▶ _Information given_
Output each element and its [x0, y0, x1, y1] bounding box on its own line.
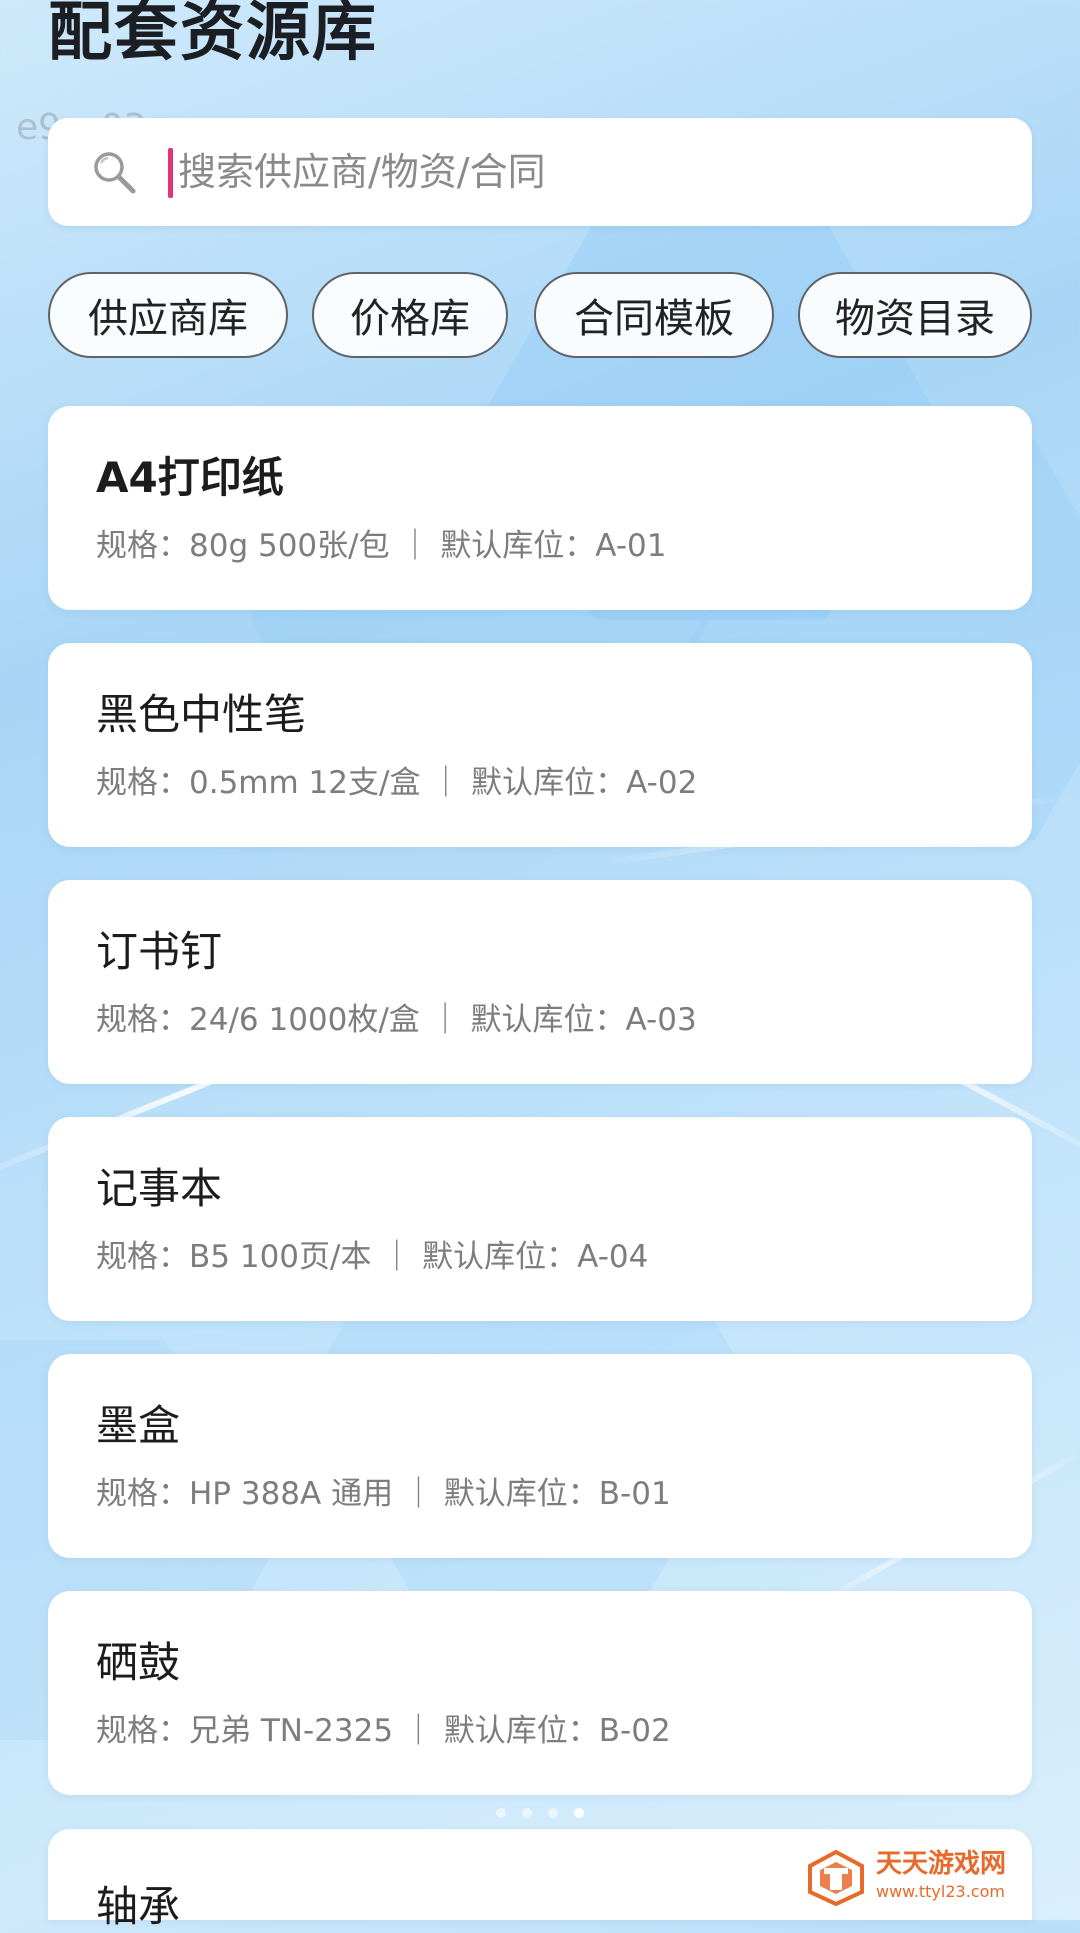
site-watermark: 天天游戏网 www.ttyl23.com	[806, 1848, 1056, 1908]
search-input[interactable]	[168, 140, 998, 204]
page-dot-active	[574, 1808, 584, 1818]
item-name: 轴承	[96, 1882, 181, 1931]
list-item[interactable]: 硒鼓 规格：兄弟 TN-2325 ｜ 默认库位：B-02	[48, 1591, 1032, 1795]
category-chips: 供应商库 价格库 合同模板 物资目录	[48, 272, 1032, 362]
list-item[interactable]: 黑色中性笔 规格：0.5mm 12支/盒 ｜ 默认库位：A-02	[48, 643, 1032, 847]
item-meta: 规格：HP 388A 通用 ｜ 默认库位：B-01	[96, 1476, 671, 1512]
site-url: www.ttyl23.com	[876, 1882, 1005, 1901]
chip-supplier-library[interactable]: 供应商库	[48, 272, 288, 358]
item-meta: 规格：80g 500张/包 ｜ 默认库位：A-01	[96, 528, 667, 564]
search-bar[interactable]	[48, 118, 1032, 226]
chip-price-library[interactable]: 价格库	[312, 272, 508, 358]
item-meta: 规格：24/6 1000枚/盒 ｜ 默认库位：A-03	[96, 1002, 697, 1038]
item-name: 订书钉	[96, 927, 223, 976]
list-item[interactable]: 订书钉 规格：24/6 1000枚/盒 ｜ 默认库位：A-03	[48, 880, 1032, 1084]
item-name: 墨盒	[96, 1401, 181, 1450]
item-meta: 规格：兄弟 TN-2325 ｜ 默认库位：B-02	[96, 1713, 671, 1749]
page-dot	[548, 1808, 558, 1818]
list-item[interactable]: 记事本 规格：B5 100页/本 ｜ 默认库位：A-04	[48, 1117, 1032, 1321]
list-item[interactable]: 墨盒 规格：HP 388A 通用 ｜ 默认库位：B-01	[48, 1354, 1032, 1558]
item-meta: 规格：B5 100页/本 ｜ 默认库位：A-04	[96, 1239, 649, 1275]
item-name: A4打印纸	[96, 453, 284, 502]
search-icon	[90, 148, 138, 196]
item-meta: 规格：0.5mm 12支/盒 ｜ 默认库位：A-02	[96, 765, 698, 801]
item-name: 记事本	[96, 1164, 223, 1213]
site-name: 天天游戏网	[876, 1849, 1007, 1879]
page-title: 配套资源库	[48, 0, 378, 70]
page-dot	[496, 1808, 506, 1818]
site-logo-icon	[806, 1849, 866, 1907]
page-dot	[522, 1808, 532, 1818]
chip-contract-templates[interactable]: 合同模板	[534, 272, 774, 358]
page-indicator	[496, 1804, 586, 1824]
item-name: 硒鼓	[96, 1638, 181, 1687]
list-item[interactable]: A4打印纸 规格：80g 500张/包 ｜ 默认库位：A-01	[48, 406, 1032, 610]
chip-material-catalog[interactable]: 物资目录	[798, 272, 1032, 358]
item-name: 黑色中性笔	[96, 690, 307, 739]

▶ _Exercise directions_
Reproduce every line of the records above, substituting "存放位置" for each occurrence of "默认库位" and leaving everything else unchanged. Omit the pictures from your answer.

▶ _Worked solution_
Output each element and its [x0, y0, x1, y1] bounding box on its own line.
site-watermark: 天天游戏网 www.ttyl23.com	[806, 1848, 1056, 1908]
search-input[interactable]	[168, 140, 998, 204]
page-dot-active	[574, 1808, 584, 1818]
item-name: 轴承	[96, 1882, 181, 1931]
list-item[interactable]: 硒鼓 规格：兄弟 TN-2325 ｜ 存放位置：B-02	[48, 1591, 1032, 1795]
category-chips: 供应商库 价格库 合同模板 物资目录	[48, 272, 1032, 362]
list-item[interactable]: 黑色中性笔 规格：0.5mm 12支/盒 ｜ 存放位置：A-02	[48, 643, 1032, 847]
item-meta: 规格：HP 388A 通用 ｜ 存放位置：B-01	[96, 1476, 671, 1512]
site-url: www.ttyl23.com	[876, 1882, 1005, 1901]
chip-supplier-library[interactable]: 供应商库	[48, 272, 288, 358]
item-meta: 规格：80g 500张/包 ｜ 存放位置：A-01	[96, 528, 667, 564]
search-bar[interactable]	[48, 118, 1032, 226]
chip-price-library[interactable]: 价格库	[312, 272, 508, 358]
item-meta: 规格：24/6 1000枚/盒 ｜ 存放位置：A-03	[96, 1002, 697, 1038]
item-name: 订书钉	[96, 927, 223, 976]
list-item[interactable]: 订书钉 规格：24/6 1000枚/盒 ｜ 存放位置：A-03	[48, 880, 1032, 1084]
item-name: 墨盒	[96, 1401, 181, 1450]
item-meta: 规格：兄弟 TN-2325 ｜ 存放位置：B-02	[96, 1713, 671, 1749]
page-dot	[548, 1808, 558, 1818]
list-item[interactable]: 记事本 规格：B5 100页/本 ｜ 存放位置：A-04	[48, 1117, 1032, 1321]
list-item[interactable]: 墨盒 规格：HP 388A 通用 ｜ 存放位置：B-01	[48, 1354, 1032, 1558]
item-meta: 规格：B5 100页/本 ｜ 存放位置：A-04	[96, 1239, 649, 1275]
item-name: A4打印纸	[96, 453, 284, 502]
search-icon	[90, 148, 138, 196]
item-meta: 规格：0.5mm 12支/盒 ｜ 存放位置：A-02	[96, 765, 698, 801]
item-name: 记事本	[96, 1164, 223, 1213]
site-name: 天天游戏网	[876, 1849, 1007, 1879]
page-title: 配套资源库	[48, 0, 378, 70]
page-dot	[496, 1808, 506, 1818]
site-logo-icon	[806, 1849, 866, 1907]
page-dot	[522, 1808, 532, 1818]
chip-contract-templates[interactable]: 合同模板	[534, 272, 774, 358]
page-indicator	[496, 1804, 586, 1824]
item-name: 硒鼓	[96, 1638, 181, 1687]
list-item[interactable]: A4打印纸 规格：80g 500张/包 ｜ 存放位置：A-01	[48, 406, 1032, 610]
chip-material-catalog[interactable]: 物资目录	[798, 272, 1032, 358]
item-name: 黑色中性笔	[96, 690, 307, 739]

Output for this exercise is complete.